__EXERCISE TASK__
Exactly how many lines have the word "เลโอ"? Answer with the bare number.

__DATA TO PROCESS__
╔══
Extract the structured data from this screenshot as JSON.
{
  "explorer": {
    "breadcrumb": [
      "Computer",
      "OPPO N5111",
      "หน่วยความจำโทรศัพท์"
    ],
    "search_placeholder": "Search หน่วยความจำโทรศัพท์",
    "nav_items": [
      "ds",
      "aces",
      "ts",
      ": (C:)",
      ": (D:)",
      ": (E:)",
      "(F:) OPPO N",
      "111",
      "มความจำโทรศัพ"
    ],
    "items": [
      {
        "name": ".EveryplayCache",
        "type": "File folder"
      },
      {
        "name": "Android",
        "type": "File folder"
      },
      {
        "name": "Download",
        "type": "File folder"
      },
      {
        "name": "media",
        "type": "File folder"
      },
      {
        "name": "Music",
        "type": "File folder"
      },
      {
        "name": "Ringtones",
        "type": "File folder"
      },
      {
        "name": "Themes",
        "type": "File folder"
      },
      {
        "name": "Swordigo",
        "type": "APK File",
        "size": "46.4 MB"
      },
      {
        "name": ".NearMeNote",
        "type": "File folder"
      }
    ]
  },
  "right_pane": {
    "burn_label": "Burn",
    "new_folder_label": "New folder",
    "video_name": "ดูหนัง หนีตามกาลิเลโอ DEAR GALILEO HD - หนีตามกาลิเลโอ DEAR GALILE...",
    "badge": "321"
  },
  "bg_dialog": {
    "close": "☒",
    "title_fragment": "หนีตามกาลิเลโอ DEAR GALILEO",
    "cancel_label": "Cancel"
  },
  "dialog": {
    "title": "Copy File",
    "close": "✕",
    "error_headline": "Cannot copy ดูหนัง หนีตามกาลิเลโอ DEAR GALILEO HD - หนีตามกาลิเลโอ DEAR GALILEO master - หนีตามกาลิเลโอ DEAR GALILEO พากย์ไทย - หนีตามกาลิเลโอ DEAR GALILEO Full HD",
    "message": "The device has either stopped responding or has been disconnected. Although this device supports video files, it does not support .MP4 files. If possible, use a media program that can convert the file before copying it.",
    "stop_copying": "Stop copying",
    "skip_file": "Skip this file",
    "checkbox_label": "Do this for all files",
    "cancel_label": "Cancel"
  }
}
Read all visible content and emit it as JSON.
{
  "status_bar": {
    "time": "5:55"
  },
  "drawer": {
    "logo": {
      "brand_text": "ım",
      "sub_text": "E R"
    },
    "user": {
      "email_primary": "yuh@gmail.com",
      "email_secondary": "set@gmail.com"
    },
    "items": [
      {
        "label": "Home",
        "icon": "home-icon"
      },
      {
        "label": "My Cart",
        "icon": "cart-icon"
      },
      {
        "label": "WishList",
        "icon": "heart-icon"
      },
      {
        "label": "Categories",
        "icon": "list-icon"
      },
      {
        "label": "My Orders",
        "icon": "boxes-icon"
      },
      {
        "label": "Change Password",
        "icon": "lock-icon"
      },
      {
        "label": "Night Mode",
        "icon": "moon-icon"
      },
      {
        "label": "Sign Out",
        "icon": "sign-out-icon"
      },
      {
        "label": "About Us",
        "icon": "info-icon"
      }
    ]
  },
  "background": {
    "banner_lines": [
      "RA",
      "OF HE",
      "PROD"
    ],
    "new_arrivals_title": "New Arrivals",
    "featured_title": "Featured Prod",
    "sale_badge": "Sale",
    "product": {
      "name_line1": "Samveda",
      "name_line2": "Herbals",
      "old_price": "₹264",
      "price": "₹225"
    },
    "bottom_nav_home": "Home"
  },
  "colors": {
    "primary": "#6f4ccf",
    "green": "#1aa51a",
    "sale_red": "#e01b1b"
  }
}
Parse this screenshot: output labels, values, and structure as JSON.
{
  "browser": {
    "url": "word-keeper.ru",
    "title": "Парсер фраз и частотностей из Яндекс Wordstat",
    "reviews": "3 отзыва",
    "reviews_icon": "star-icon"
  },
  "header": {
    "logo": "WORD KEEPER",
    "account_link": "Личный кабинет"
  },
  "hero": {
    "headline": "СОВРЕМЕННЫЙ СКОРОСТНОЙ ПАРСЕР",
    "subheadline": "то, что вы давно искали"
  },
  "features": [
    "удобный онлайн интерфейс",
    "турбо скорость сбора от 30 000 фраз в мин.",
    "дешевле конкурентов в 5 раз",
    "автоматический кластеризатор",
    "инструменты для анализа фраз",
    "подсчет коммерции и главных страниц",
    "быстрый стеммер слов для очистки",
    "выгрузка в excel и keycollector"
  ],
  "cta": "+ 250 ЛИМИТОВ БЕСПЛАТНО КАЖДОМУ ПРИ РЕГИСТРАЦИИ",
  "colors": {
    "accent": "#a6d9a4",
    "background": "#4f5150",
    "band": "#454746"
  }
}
╚══
__WRITTEN REPLY__
3